[GIVEN ENTRIES — start]
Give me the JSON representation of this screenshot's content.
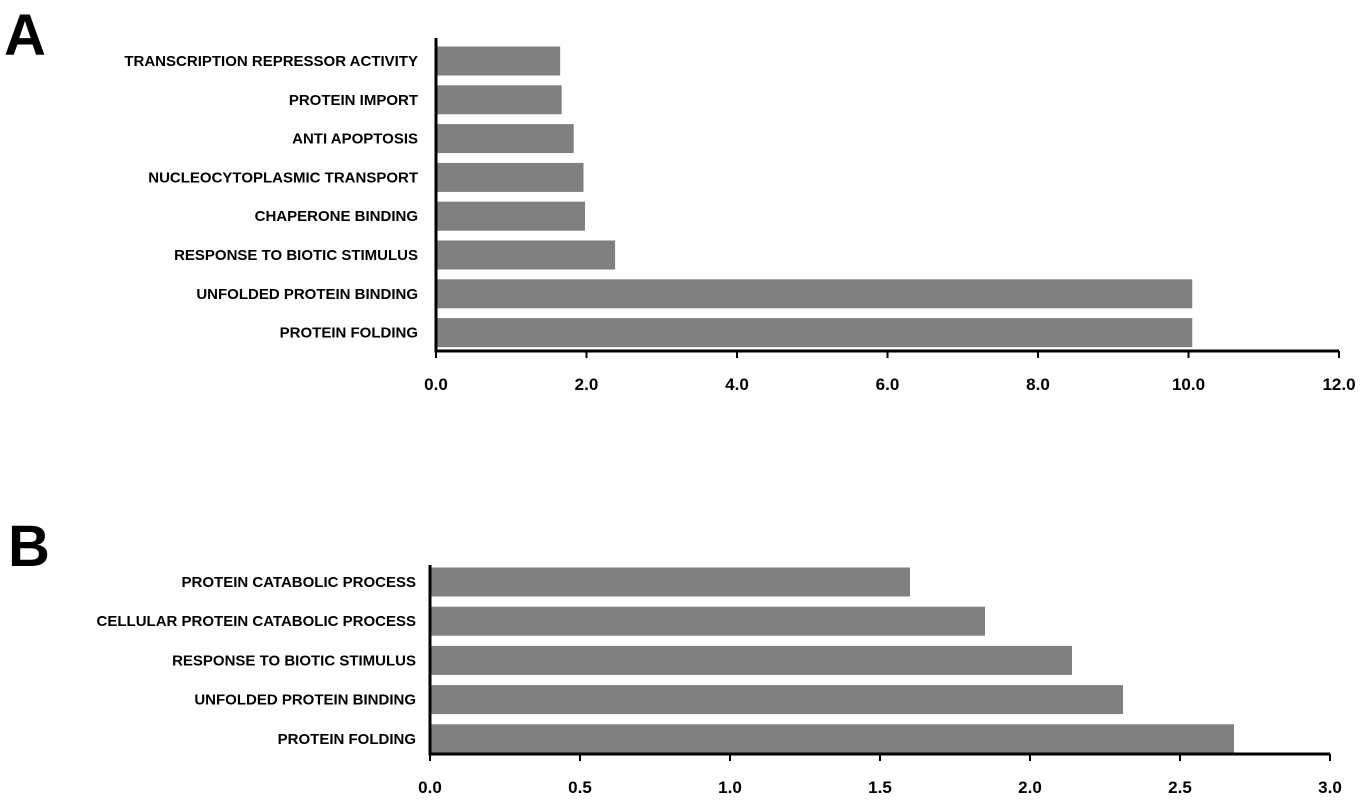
{
  "panels": [
    {
      "label": "A"
    },
    {
      "label": "B"
    }
  ],
  "chart_data": [
    {
      "type": "bar",
      "orientation": "horizontal",
      "categories": [
        "TRANSCRIPTION REPRESSOR ACTIVITY",
        "PROTEIN IMPORT",
        "ANTI APOPTOSIS",
        "NUCLEOCYTOPLASMIC TRANSPORT",
        "CHAPERONE BINDING",
        "RESPONSE TO BIOTIC STIMULUS",
        "UNFOLDED PROTEIN BINDING",
        "PROTEIN FOLDING"
      ],
      "values": [
        1.65,
        1.67,
        1.83,
        1.96,
        1.98,
        2.38,
        10.05,
        10.05
      ],
      "xlim": [
        0,
        12
      ],
      "ticks": [
        "0.0",
        "2.0",
        "4.0",
        "6.0",
        "8.0",
        "10.0",
        "12.0"
      ],
      "bar_color": "#808080",
      "grid": false
    },
    {
      "type": "bar",
      "orientation": "horizontal",
      "categories": [
        "PROTEIN CATABOLIC PROCESS",
        "CELLULAR PROTEIN CATABOLIC PROCESS",
        "RESPONSE TO BIOTIC STIMULUS",
        "UNFOLDED PROTEIN BINDING",
        "PROTEIN FOLDING"
      ],
      "values": [
        1.6,
        1.85,
        2.14,
        2.31,
        2.68
      ],
      "xlim": [
        0,
        3
      ],
      "ticks": [
        "0.0",
        "0.5",
        "1.0",
        "1.5",
        "2.0",
        "2.5",
        "3.0"
      ],
      "bar_color": "#808080",
      "grid": false
    }
  ]
}
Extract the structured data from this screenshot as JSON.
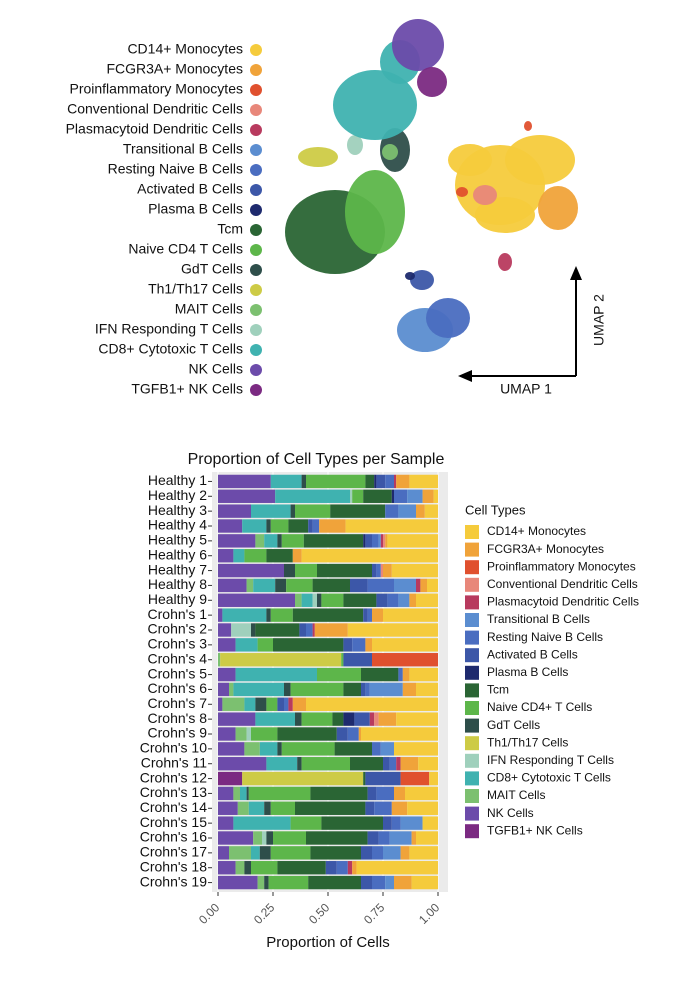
[GIVEN ENTRIES — finish]
▶ _TASK STATEMENT_:
Leave every picture out and output the records exactly.

▶ _ANSWER SECTION_:
Give me the JSON representation of this screenshot's content.
{
  "panels": [
    {
      "label": "A"
    },
    {
      "label": "B"
    }
  ],
  "chart_data": [
    {
      "type": "bar",
      "orientation": "horizontal",
      "categories": [
        "TRANSCRIPTION REPRESSOR ACTIVITY",
        "PROTEIN IMPORT",
        "ANTI APOPTOSIS",
        "NUCLEOCYTOPLASMIC TRANSPORT",
        "CHAPERONE BINDING",
        "RESPONSE TO BIOTIC STIMULUS",
        "UNFOLDED PROTEIN BINDING",
        "PROTEIN FOLDING"
      ],
      "values": [
        1.65,
        1.67,
        1.83,
        1.96,
        1.98,
        2.38,
        10.05,
        10.05
      ],
      "xlim": [
        0,
        12
      ],
      "ticks": [
        "0.0",
        "2.0",
        "4.0",
        "6.0",
        "8.0",
        "10.0",
        "12.0"
      ],
      "bar_color": "#808080",
      "grid": false
    },
    {
      "type": "bar",
      "orientation": "horizontal",
      "categories": [
        "PROTEIN CATABOLIC PROCESS",
        "CELLULAR PROTEIN CATABOLIC PROCESS",
        "RESPONSE TO BIOTIC STIMULUS",
        "UNFOLDED PROTEIN BINDING",
        "PROTEIN FOLDING"
      ],
      "values": [
        1.6,
        1.85,
        2.14,
        2.31,
        2.68
      ],
      "xlim": [
        0,
        3
      ],
      "ticks": [
        "0.0",
        "0.5",
        "1.0",
        "1.5",
        "2.0",
        "2.5",
        "3.0"
      ],
      "bar_color": "#808080",
      "grid": false
    }
  ]
}
Extract the structured data from this screenshot as JSON.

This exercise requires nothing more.